START

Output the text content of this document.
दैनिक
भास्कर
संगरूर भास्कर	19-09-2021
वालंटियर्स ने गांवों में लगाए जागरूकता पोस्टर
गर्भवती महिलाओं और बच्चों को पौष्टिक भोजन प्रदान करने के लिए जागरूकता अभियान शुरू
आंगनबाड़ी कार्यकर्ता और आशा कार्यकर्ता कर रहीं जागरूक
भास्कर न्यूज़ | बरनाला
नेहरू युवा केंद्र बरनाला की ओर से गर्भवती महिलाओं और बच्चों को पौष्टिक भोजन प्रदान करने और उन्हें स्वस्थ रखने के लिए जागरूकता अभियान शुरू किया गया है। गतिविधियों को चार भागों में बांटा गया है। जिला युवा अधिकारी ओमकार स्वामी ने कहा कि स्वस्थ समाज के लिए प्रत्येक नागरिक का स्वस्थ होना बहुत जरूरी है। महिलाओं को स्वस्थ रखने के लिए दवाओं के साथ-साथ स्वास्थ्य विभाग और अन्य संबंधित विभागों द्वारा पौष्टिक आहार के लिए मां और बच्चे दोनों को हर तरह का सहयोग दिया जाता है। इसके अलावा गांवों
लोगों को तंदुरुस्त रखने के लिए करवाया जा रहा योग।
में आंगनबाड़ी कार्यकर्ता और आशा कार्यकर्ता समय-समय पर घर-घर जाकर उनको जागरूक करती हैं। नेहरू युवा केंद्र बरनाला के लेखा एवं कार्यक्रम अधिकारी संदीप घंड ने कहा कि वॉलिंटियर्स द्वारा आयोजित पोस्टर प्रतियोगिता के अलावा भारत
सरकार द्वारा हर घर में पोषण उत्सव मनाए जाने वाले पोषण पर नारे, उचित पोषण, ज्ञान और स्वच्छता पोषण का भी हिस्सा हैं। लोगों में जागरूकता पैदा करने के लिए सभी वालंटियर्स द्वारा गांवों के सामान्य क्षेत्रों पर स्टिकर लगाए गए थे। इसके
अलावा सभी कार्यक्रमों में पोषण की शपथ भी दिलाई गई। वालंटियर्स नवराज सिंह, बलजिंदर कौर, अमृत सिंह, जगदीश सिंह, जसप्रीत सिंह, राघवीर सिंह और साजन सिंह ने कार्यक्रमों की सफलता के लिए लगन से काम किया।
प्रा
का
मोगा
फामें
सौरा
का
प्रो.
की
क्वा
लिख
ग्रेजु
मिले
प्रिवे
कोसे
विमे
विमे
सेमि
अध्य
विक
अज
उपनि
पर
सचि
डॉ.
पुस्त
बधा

END

**What you have to do**
Transcribe each record exactly. Leave nothing out.

**Correct response**
Output the text content of this document.
दैनिक
भास्कर
संगरूर भास्कर	19-09-2021
वालंटियर्स ने गांवों में लगाए जागरूकता पोस्टर
गर्भवती महिलाओं और बच्चों को पौष्टिक भोजन प्रदान करने के लिए जागरूकता अभियान शुरू
आंगनबाड़ी कार्यकर्ता और आशा कार्यकर्ता कर रहीं जागरूक
भास्कर न्यूज़ | बरनाला
नेहरू युवा केंद्र बरनाला की ओर से गर्भवती महिलाओं और बच्चों को पौष्टिक भोजन प्रदान करने और उन्हें स्वस्थ रखने के लिए जागरूकता अभियान शुरू किया गया है। गतिविधियों को चार भागों में बांटा गया है। जिला युवा अधिकारी ओमकार स्वामी ने कहा कि स्वस्थ समाज के लिए प्रत्येक नागरिक का स्वस्थ होना बहुत जरूरी है। महिलाओं को स्वस्थ रखने के लिए दवाओं के साथ-साथ स्वास्थ्य विभाग और अन्य संबंधित विभागों द्वारा पौष्टिक आहार के लिए मां और बच्चे दोनों को हर तरह का सहयोग दिया जाता है। इसके अलावा गांवों
लोगों को तंदुरुस्त रखने के लिए करवाया जा रहा योग।
में आंगनबाड़ी कार्यकर्ता और आशा कार्यकर्ता समय-समय पर घर-घर जाकर उनको जागरूक करती हैं। नेहरू युवा केंद्र बरनाला के लेखा एवं कार्यक्रम अधिकारी संदीप घंड ने कहा कि वॉलिंटियर्स द्वारा आयोजित पोस्टर प्रतियोगिता के अलावा भारत
सरकार द्वारा हर घर में पोषण उत्सव मनाए जाने वाले पोषण पर नारे, उचित पोषण, ज्ञान और स्वच्छता पोषण का भी हिस्सा हैं। लोगों में जागरूकता पैदा करने के लिए सभी वालंटियर्स द्वारा गांवों के सामान्य क्षेत्रों पर स्टिकर लगाए गए थे। इसके
अलावा सभी कार्यक्रमों में पोषण की शपथ भी दिलाई गई। वालंटियर्स नवराज सिंह, बलजिंदर कौर, अमृत सिंह, जगदीश सिंह, जसप्रीत सिंह, राघवीर सिंह और साजन सिंह ने कार्यक्रमों की सफलता के लिए लगन से काम किया।
प्रा
का
मोगा
फामें
सौरा
का
प्रो.
की
क्वा
लिख
ग्रेजु
मिले
प्रिवे
कोसे
विमे
विमे
सेमि
अध्य
विक
अज
उपनि
पर
सचि
डॉ.
पुस्त
बधा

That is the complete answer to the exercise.